A run of records
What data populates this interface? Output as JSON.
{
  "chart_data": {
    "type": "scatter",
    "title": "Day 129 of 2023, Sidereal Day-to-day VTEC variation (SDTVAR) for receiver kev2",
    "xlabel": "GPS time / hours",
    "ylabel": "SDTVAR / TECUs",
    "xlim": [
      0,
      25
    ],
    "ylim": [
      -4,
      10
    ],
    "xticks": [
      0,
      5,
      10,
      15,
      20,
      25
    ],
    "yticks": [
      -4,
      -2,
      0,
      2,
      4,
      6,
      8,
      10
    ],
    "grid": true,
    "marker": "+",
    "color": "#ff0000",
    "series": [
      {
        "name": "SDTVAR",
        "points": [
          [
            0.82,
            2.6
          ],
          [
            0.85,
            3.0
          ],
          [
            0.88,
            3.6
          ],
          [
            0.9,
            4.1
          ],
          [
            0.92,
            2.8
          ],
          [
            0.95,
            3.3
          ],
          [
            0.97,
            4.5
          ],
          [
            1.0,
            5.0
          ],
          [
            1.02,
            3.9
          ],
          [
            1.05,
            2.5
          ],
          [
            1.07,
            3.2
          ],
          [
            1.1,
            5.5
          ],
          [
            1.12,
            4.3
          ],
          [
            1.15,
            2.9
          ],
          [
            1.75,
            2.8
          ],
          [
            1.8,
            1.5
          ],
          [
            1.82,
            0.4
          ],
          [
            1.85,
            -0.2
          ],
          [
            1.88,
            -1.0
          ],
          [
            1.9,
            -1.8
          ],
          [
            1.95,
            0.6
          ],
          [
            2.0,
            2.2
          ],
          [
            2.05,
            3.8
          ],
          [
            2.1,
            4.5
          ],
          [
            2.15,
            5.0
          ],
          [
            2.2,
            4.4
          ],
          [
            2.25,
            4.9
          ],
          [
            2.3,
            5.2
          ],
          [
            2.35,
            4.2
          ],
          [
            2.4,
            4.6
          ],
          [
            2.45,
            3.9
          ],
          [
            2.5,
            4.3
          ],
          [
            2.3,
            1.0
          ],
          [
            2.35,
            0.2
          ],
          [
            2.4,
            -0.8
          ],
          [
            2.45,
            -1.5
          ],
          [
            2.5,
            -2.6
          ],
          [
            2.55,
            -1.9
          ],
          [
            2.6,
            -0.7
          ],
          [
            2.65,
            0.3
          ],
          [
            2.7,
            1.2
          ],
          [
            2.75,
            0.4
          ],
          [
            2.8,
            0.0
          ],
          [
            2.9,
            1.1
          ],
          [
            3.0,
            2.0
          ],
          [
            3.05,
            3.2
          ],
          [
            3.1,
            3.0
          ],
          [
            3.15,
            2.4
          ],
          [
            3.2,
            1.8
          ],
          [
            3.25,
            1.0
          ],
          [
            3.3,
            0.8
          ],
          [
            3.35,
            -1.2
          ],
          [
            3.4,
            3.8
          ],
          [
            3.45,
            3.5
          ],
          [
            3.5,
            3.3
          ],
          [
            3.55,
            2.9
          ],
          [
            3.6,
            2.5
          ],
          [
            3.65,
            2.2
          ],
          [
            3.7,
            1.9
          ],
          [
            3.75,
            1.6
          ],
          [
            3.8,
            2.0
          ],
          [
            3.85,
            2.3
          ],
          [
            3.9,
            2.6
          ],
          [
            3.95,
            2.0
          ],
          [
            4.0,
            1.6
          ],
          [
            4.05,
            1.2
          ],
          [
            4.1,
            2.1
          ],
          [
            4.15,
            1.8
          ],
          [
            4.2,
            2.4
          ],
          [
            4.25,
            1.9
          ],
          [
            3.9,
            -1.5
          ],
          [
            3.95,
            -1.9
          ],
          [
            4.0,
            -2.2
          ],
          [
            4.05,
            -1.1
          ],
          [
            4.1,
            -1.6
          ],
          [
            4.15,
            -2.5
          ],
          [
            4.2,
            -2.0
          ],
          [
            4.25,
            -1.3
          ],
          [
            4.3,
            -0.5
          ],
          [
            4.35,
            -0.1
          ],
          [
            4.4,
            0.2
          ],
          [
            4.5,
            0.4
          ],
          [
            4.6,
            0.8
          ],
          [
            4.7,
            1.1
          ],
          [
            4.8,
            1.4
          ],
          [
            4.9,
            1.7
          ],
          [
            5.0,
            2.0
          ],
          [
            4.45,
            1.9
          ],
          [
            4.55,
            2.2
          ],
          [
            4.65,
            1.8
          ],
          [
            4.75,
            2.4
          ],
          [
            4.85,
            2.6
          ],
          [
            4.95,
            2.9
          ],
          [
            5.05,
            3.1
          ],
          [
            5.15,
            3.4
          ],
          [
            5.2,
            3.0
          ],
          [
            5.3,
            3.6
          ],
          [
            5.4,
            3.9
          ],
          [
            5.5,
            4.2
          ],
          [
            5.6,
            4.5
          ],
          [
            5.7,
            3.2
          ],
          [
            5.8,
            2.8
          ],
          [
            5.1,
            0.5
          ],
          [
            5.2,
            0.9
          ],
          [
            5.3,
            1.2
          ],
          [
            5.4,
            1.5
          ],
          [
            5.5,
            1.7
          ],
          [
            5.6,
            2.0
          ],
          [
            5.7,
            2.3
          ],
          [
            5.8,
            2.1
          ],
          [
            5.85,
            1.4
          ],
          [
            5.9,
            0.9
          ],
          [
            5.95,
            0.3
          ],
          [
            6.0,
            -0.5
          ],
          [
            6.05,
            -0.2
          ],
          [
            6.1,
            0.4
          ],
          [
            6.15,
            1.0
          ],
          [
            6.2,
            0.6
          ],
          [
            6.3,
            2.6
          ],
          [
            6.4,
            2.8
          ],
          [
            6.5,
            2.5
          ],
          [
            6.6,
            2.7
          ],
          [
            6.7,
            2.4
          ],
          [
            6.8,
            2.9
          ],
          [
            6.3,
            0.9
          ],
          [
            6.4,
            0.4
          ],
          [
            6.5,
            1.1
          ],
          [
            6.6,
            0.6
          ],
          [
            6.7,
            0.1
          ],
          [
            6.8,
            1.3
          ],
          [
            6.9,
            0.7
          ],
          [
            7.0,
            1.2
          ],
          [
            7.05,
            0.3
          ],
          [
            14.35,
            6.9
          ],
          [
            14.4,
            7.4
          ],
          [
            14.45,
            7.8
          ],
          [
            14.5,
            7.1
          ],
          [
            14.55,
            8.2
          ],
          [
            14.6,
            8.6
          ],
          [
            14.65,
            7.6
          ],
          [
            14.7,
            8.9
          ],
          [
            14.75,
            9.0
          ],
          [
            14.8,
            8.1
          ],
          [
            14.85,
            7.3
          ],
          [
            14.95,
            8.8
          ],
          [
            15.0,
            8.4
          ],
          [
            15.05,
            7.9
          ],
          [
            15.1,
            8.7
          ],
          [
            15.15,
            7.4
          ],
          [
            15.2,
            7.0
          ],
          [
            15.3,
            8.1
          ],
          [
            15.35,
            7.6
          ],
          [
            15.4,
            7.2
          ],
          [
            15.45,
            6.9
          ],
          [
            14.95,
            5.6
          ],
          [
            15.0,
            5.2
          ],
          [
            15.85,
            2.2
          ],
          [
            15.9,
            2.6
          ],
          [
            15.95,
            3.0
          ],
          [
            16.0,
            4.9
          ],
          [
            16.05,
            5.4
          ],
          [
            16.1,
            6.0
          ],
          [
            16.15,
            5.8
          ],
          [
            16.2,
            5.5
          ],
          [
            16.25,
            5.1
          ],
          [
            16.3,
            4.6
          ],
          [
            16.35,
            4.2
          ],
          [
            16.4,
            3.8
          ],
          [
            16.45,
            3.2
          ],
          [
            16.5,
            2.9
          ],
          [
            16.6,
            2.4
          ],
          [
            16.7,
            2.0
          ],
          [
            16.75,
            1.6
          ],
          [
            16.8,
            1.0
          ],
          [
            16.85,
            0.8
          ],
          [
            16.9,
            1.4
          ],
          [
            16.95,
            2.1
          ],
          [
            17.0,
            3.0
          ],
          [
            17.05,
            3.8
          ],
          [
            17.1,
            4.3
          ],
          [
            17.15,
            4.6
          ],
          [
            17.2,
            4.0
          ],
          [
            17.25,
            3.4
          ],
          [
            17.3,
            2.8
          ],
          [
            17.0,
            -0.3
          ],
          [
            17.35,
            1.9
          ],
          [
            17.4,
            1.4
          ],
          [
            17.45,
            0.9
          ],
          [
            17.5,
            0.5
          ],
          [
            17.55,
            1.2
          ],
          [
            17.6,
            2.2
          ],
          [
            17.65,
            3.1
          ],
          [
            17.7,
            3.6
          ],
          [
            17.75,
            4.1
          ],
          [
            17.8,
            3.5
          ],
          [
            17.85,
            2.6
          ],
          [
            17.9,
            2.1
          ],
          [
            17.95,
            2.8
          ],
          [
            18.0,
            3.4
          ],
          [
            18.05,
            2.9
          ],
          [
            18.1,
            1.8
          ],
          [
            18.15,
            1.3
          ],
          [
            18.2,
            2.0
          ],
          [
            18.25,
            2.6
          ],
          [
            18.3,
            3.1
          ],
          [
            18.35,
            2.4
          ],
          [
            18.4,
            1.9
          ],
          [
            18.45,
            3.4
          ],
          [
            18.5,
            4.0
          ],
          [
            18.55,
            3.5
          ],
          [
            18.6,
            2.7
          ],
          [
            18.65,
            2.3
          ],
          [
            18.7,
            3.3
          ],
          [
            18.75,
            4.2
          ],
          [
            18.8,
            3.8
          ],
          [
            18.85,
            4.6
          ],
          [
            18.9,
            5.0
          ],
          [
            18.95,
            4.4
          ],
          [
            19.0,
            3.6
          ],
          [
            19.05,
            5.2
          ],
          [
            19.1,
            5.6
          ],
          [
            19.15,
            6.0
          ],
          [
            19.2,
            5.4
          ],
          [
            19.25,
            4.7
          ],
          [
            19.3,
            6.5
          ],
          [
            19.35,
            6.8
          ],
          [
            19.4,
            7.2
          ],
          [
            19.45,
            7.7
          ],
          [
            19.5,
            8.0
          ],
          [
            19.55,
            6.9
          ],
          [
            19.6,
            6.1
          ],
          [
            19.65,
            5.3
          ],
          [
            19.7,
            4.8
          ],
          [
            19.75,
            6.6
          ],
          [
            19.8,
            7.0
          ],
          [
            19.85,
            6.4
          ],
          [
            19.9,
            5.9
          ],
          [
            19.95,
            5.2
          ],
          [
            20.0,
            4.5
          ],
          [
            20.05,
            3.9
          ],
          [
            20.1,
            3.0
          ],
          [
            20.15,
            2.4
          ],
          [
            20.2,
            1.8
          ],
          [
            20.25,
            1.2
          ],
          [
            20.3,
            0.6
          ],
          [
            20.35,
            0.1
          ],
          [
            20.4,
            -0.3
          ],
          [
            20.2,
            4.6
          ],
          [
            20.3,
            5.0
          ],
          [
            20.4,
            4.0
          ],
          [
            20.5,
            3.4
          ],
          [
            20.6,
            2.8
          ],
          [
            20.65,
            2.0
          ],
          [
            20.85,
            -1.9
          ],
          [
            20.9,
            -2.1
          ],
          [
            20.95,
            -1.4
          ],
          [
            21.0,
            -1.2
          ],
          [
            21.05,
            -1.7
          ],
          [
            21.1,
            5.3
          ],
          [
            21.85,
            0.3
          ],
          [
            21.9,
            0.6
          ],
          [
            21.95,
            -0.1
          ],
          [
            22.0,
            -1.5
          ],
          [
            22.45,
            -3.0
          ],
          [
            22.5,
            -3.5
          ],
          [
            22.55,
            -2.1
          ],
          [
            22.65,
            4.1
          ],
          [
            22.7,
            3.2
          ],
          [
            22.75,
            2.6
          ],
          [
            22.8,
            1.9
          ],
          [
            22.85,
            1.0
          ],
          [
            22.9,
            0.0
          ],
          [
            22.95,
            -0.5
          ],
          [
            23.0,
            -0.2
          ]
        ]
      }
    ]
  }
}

* **Instructions to follow**: Only the number is wanted: how many lines of these entries contain the string "SDTVAR"?

* **Solution to this exercise**: 3